[Collected data entries]
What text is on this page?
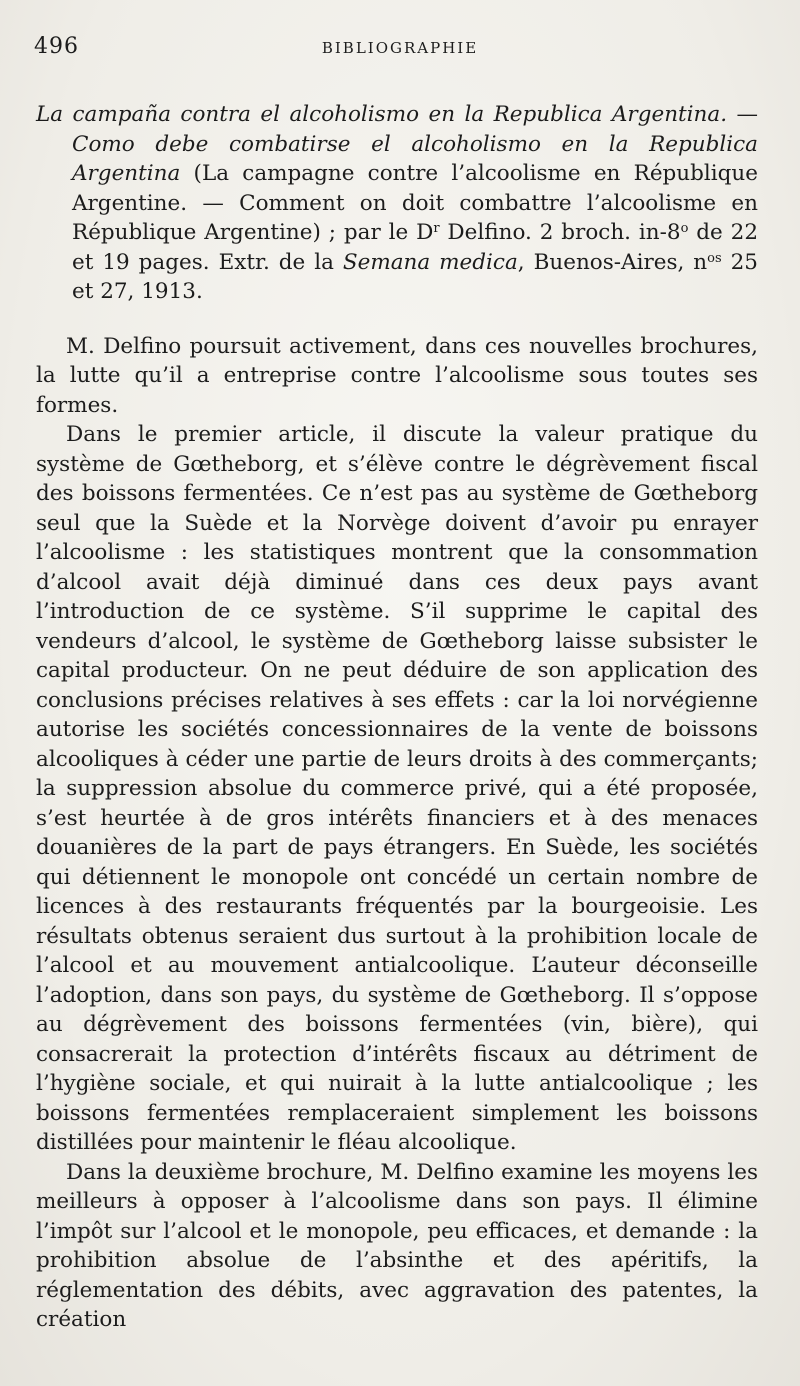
496	BIBLIOGRAPHIE

La campaña contra el alcoholismo en la Republica Argentina. — Como debe combatirse el alcoholismo en la Republica Argentina (La campagne contre l’alcoolisme en République Argentine. — Comment on doit combattre l’alcoolisme en République Argentine) ; par le $D^r$ Delfino. 2 broch. in-8$^o$ de 22 et 19 pages. Extr. de la Semana medica, Buenos-Aires, $n^{os}$ 25 et 27, 1913.

M. Delfino poursuit activement, dans ces nouvelles brochures, la lutte qu’il a entreprise contre l’alcoolisme sous toutes ses formes.

Dans le premier article, il discute la valeur pratique du système de Gœtheborg, et s’élève contre le dégrèvement fiscal des boissons fermentées. Ce n’est pas au système de Gœtheborg seul que la Suède et la Norvège doivent d’avoir pu enrayer l’alcoolisme : les statistiques montrent que la consommation d’alcool avait déjà diminué dans ces deux pays avant l’introduction de ce système. S’il supprime le capital des vendeurs d’alcool, le système de Gœtheborg laisse subsister le capital producteur. On ne peut déduire de son application des conclusions précises relatives à ses effets : car la loi norvégienne autorise les sociétés concessionnaires de la vente de boissons alcooliques à céder une partie de leurs droits à des commerçants; la suppression absolue du commerce privé, qui a été proposée, s’est heurtée à de gros intérêts financiers et à des menaces douanières de la part de pays étrangers. En Suède, les sociétés qui détiennent le monopole ont concédé un certain nombre de licences à des restaurants fréquentés par la bourgeoisie. Les résultats obtenus seraient dus surtout à la prohibition locale de l’alcool et au mouvement antialcoolique. L’auteur déconseille l’adoption, dans son pays, du système de Gœtheborg. Il s’oppose au dégrèvement des boissons fermentées (vin, bière), qui consacrerait la protection d’intérêts fiscaux au détriment de l’hygiène sociale, et qui nuirait à la lutte antialcoolique ; les boissons fermentées remplaceraient simplement les boissons distillées pour maintenir le fléau alcoolique.

Dans la deuxième brochure, M. Delfino examine les moyens les meilleurs à opposer à l’alcoolisme dans son pays. Il élimine l’impôt sur l’alcool et le monopole, peu efficaces, et demande : la prohibition absolue de l’absinthe et des apéritifs, la réglementation des débits, avec aggravation des patentes, la création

**Work to be completed:** Above are records with pictures; repeat the records exactly and leave the pictures out.

**Response to this task:**
What text is on this page?
496	BIBLIOGRAPHIE

La campaña contra el alcoholismo en la Republica Argentina. — Como debe combatirse el alcoholismo en la Republica Argentina (La campagne contre l’alcoolisme en République Argentine. — Comment on doit combattre l’alcoolisme en République Argentine) ; par le $D^r$ Delfino. 2 broch. in-8$^o$ de 22 et 19 pages. Extr. de la Semana medica, Buenos-Aires, $n^{os}$ 25 et 27, 1913.

M. Delfino poursuit activement, dans ces nouvelles brochures, la lutte qu’il a entreprise contre l’alcoolisme sous toutes ses formes.

Dans le premier article, il discute la valeur pratique du système de Gœtheborg, et s’élève contre le dégrèvement fiscal des boissons fermentées. Ce n’est pas au système de Gœtheborg seul que la Suède et la Norvège doivent d’avoir pu enrayer l’alcoolisme : les statistiques montrent que la consommation d’alcool avait déjà diminué dans ces deux pays avant l’introduction de ce système. S’il supprime le capital des vendeurs d’alcool, le système de Gœtheborg laisse subsister le capital producteur. On ne peut déduire de son application des conclusions précises relatives à ses effets : car la loi norvégienne autorise les sociétés concessionnaires de la vente de boissons alcooliques à céder une partie de leurs droits à des commerçants; la suppression absolue du commerce privé, qui a été proposée, s’est heurtée à de gros intérêts financiers et à des menaces douanières de la part de pays étrangers. En Suède, les sociétés qui détiennent le monopole ont concédé un certain nombre de licences à des restaurants fréquentés par la bourgeoisie. Les résultats obtenus seraient dus surtout à la prohibition locale de l’alcool et au mouvement antialcoolique. L’auteur déconseille l’adoption, dans son pays, du système de Gœtheborg. Il s’oppose au dégrèvement des boissons fermentées (vin, bière), qui consacrerait la protection d’intérêts fiscaux au détriment de l’hygiène sociale, et qui nuirait à la lutte antialcoolique ; les boissons fermentées remplaceraient simplement les boissons distillées pour maintenir le fléau alcoolique.

Dans la deuxième brochure, M. Delfino examine les moyens les meilleurs à opposer à l’alcoolisme dans son pays. Il élimine l’impôt sur l’alcool et le monopole, peu efficaces, et demande : la prohibition absolue de l’absinthe et des apéritifs, la réglementation des débits, avec aggravation des patentes, la création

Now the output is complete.